DATA EXCERPTS.
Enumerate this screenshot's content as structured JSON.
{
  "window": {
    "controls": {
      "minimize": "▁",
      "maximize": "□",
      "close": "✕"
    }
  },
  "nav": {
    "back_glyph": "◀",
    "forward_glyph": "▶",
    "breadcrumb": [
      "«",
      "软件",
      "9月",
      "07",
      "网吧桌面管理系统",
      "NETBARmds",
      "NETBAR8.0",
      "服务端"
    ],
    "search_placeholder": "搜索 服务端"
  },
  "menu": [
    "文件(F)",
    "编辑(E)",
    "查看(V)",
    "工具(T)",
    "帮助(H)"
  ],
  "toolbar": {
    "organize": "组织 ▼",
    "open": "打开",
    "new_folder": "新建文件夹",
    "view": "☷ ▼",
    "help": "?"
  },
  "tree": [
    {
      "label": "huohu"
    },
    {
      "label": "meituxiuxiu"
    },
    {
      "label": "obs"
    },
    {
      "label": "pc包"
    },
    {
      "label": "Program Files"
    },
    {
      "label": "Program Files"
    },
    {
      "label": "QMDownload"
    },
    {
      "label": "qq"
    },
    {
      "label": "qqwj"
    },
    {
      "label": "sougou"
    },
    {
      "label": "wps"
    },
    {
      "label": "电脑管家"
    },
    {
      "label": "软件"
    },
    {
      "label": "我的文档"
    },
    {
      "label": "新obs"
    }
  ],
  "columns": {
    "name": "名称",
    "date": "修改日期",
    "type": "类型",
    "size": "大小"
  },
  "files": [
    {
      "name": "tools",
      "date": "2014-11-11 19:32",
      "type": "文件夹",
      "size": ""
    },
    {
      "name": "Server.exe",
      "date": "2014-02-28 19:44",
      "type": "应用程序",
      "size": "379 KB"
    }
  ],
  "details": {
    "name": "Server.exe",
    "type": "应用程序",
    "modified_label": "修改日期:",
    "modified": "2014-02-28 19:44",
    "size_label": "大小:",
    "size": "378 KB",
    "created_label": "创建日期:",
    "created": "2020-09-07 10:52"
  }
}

STATED PROBLEM. All of the records must be retyped exactly as they are.

EXPECTED OUTPUT.
Enumerate this screenshot's content as structured JSON.
{
  "window": {
    "controls": {
      "minimize": "▁",
      "maximize": "□",
      "close": "✕"
    }
  },
  "nav": {
    "back_glyph": "◀",
    "forward_glyph": "▶",
    "breadcrumb": [
      "«",
      "软件",
      "9月",
      "07",
      "网吧桌面管理系统",
      "NETBARmds",
      "NETBAR8.0",
      "服务端"
    ],
    "search_placeholder": "搜索 服务端"
  },
  "menu": [
    "文件(F)",
    "编辑(E)",
    "查看(V)",
    "工具(T)",
    "帮助(H)"
  ],
  "toolbar": {
    "organize": "组织 ▼",
    "open": "打开",
    "new_folder": "新建文件夹",
    "view": "☷ ▼",
    "help": "?"
  },
  "tree": [
    {
      "label": "huohu"
    },
    {
      "label": "meituxiuxiu"
    },
    {
      "label": "obs"
    },
    {
      "label": "pc包"
    },
    {
      "label": "Program Files"
    },
    {
      "label": "Program Files"
    },
    {
      "label": "QMDownload"
    },
    {
      "label": "qq"
    },
    {
      "label": "qqwj"
    },
    {
      "label": "sougou"
    },
    {
      "label": "wps"
    },
    {
      "label": "电脑管家"
    },
    {
      "label": "软件"
    },
    {
      "label": "我的文档"
    },
    {
      "label": "新obs"
    }
  ],
  "columns": {
    "name": "名称",
    "date": "修改日期",
    "type": "类型",
    "size": "大小"
  },
  "files": [
    {
      "name": "tools",
      "date": "2014-11-11 19:32",
      "type": "文件夹",
      "size": ""
    },
    {
      "name": "Server.exe",
      "date": "2014-02-28 19:44",
      "type": "应用程序",
      "size": "379 KB"
    }
  ],
  "details": {
    "name": "Server.exe",
    "type": "应用程序",
    "modified_label": "修改日期:",
    "modified": "2014-02-28 19:44",
    "size_label": "大小:",
    "size": "378 KB",
    "created_label": "创建日期:",
    "created": "2020-09-07 10:52"
  }
}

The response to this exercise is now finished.